Directive:
From the records below, extract all the text exactly and leave the images behind.

(Data extracted from a collection)

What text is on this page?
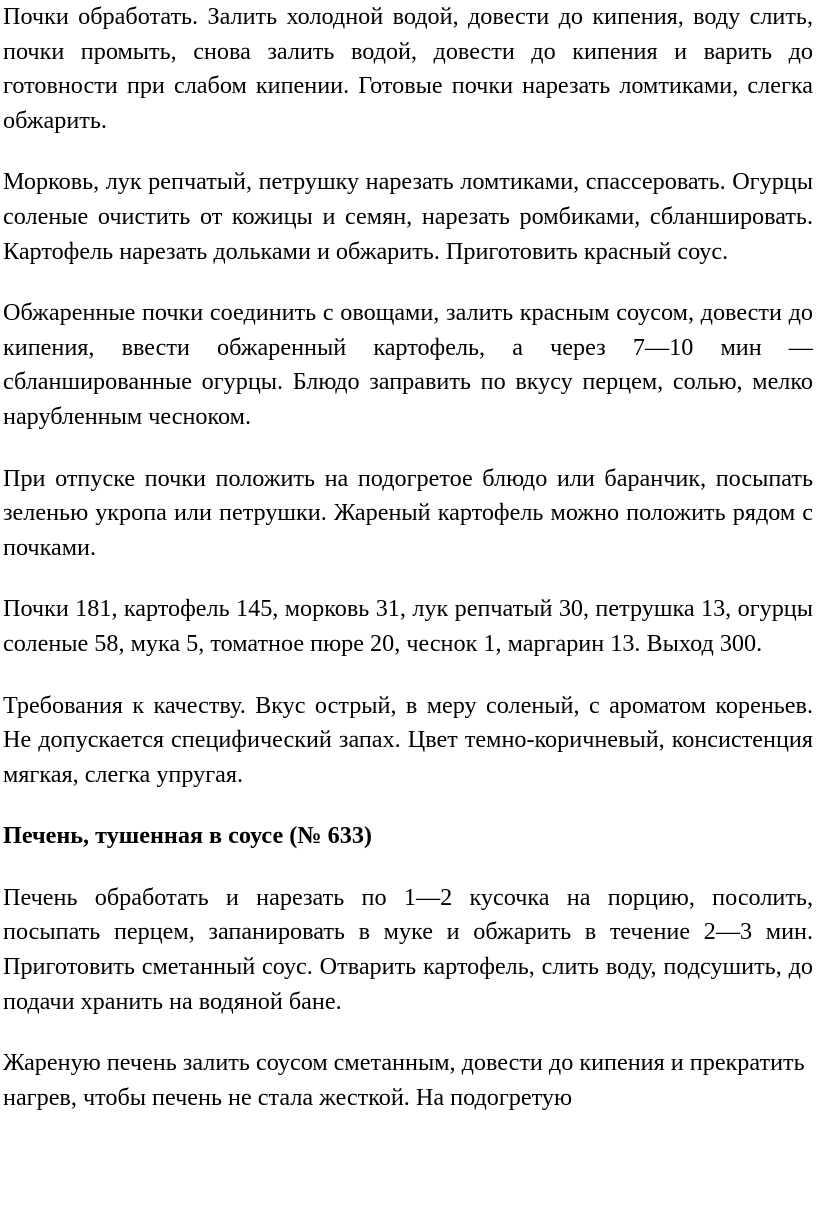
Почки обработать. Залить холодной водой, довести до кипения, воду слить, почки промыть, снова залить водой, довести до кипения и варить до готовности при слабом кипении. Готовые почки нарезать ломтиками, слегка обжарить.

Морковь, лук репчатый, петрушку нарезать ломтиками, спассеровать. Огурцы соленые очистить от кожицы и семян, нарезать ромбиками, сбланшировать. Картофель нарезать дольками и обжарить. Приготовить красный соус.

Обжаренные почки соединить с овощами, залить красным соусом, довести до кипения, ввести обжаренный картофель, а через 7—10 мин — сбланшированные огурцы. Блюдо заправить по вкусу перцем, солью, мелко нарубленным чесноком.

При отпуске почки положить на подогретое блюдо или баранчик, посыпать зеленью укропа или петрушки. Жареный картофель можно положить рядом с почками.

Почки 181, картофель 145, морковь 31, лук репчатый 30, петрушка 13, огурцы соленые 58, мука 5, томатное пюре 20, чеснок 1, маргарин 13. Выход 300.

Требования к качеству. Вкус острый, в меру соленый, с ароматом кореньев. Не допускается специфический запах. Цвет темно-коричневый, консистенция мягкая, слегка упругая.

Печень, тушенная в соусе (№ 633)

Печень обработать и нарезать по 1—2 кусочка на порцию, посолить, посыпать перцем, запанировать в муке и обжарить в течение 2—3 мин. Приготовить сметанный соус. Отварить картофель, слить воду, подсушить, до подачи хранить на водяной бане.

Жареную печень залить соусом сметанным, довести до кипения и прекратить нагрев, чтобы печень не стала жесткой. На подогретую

Exercise response:
What text is on this page?
Почки обработать. Залить холодной водой, довести до кипения, воду слить, почки промыть, снова залить водой, довести до кипения и варить до готовности при слабом кипении. Готовые почки нарезать ломтиками, слегка обжарить.

Морковь, лук репчатый, петрушку нарезать ломтиками, спассеровать. Огурцы соленые очистить от кожицы и семян, нарезать ромбиками, сбланшировать. Картофель нарезать дольками и обжарить. Приготовить красный соус.

Обжаренные почки соединить с овощами, залить красным соусом, довести до кипения, ввести обжаренный картофель, а через 7—10 мин — сбланшированные огурцы. Блюдо заправить по вкусу перцем, солью, мелко нарубленным чесноком.

При отпуске почки положить на подогретое блюдо или баранчик, посыпать зеленью укропа или петрушки. Жареный картофель можно положить рядом с почками.

Почки 181, картофель 145, морковь 31, лук репчатый 30, петрушка 13, огурцы соленые 58, мука 5, томатное пюре 20, чеснок 1, маргарин 13. Выход 300.

Требования к качеству. Вкус острый, в меру соленый, с ароматом кореньев. Не допускается специфический запах. Цвет темно-коричневый, консистенция мягкая, слегка упругая.

Печень, тушенная в соусе (№ 633)

Печень обработать и нарезать по 1—2 кусочка на порцию, посолить, посыпать перцем, запанировать в муке и обжарить в течение 2—3 мин. Приготовить сметанный соус. Отварить картофель, слить воду, подсушить, до подачи хранить на водяной бане.

Жареную печень залить соусом сметанным, довести до кипения и прекратить нагрев, чтобы печень не стала жесткой. На подогретую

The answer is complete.